[Begin Entries supplied]
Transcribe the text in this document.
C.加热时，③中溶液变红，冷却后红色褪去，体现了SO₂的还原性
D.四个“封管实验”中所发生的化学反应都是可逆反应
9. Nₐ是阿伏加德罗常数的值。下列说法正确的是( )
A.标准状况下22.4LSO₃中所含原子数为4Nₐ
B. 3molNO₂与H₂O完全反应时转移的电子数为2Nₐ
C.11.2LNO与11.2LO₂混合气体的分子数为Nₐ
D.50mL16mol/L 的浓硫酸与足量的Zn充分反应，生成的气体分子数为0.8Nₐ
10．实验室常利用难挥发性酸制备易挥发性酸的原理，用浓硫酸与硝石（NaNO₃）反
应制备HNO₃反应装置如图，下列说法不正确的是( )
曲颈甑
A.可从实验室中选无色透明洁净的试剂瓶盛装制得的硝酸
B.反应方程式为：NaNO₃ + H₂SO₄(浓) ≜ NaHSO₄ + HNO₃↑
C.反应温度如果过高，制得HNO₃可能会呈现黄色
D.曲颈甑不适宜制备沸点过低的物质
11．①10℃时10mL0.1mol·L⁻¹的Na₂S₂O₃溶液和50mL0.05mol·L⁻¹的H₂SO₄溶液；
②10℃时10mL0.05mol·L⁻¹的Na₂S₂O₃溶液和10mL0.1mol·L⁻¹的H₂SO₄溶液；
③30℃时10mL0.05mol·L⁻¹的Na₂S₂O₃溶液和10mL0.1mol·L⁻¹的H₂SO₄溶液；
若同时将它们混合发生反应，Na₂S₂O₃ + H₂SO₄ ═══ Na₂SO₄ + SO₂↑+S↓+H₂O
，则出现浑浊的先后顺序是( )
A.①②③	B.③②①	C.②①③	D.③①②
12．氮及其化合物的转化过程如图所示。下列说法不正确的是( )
[End Entries supplied]
**Aim**
Using the listing above, retype each line exactly.

**Solution**
Transcribe the text in this document.
C.加热时，③中溶液变红，冷却后红色褪去，体现了SO₂的还原性
D.四个“封管实验”中所发生的化学反应都是可逆反应
9. Nₐ是阿伏加德罗常数的值。下列说法正确的是( )
A.标准状况下22.4LSO₃中所含原子数为4Nₐ
B. 3molNO₂与H₂O完全反应时转移的电子数为2Nₐ
C.11.2LNO与11.2LO₂混合气体的分子数为Nₐ
D.50mL16mol/L 的浓硫酸与足量的Zn充分反应，生成的气体分子数为0.8Nₐ
10．实验室常利用难挥发性酸制备易挥发性酸的原理，用浓硫酸与硝石（NaNO₃）反
应制备HNO₃反应装置如图，下列说法不正确的是( )
曲颈甑
A.可从实验室中选无色透明洁净的试剂瓶盛装制得的硝酸
B.反应方程式为：NaNO₃ + H₂SO₄(浓) ≜ NaHSO₄ + HNO₃↑
C.反应温度如果过高，制得HNO₃可能会呈现黄色
D.曲颈甑不适宜制备沸点过低的物质
11．①10℃时10mL0.1mol·L⁻¹的Na₂S₂O₃溶液和50mL0.05mol·L⁻¹的H₂SO₄溶液；
②10℃时10mL0.05mol·L⁻¹的Na₂S₂O₃溶液和10mL0.1mol·L⁻¹的H₂SO₄溶液；
③30℃时10mL0.05mol·L⁻¹的Na₂S₂O₃溶液和10mL0.1mol·L⁻¹的H₂SO₄溶液；
若同时将它们混合发生反应，Na₂S₂O₃ + H₂SO₄ ═══ Na₂SO₄ + SO₂↑+S↓+H₂O
，则出现浑浊的先后顺序是( )
A.①②③	B.③②①	C.②①③	D.③①②
12．氮及其化合物的转化过程如图所示。下列说法不正确的是( )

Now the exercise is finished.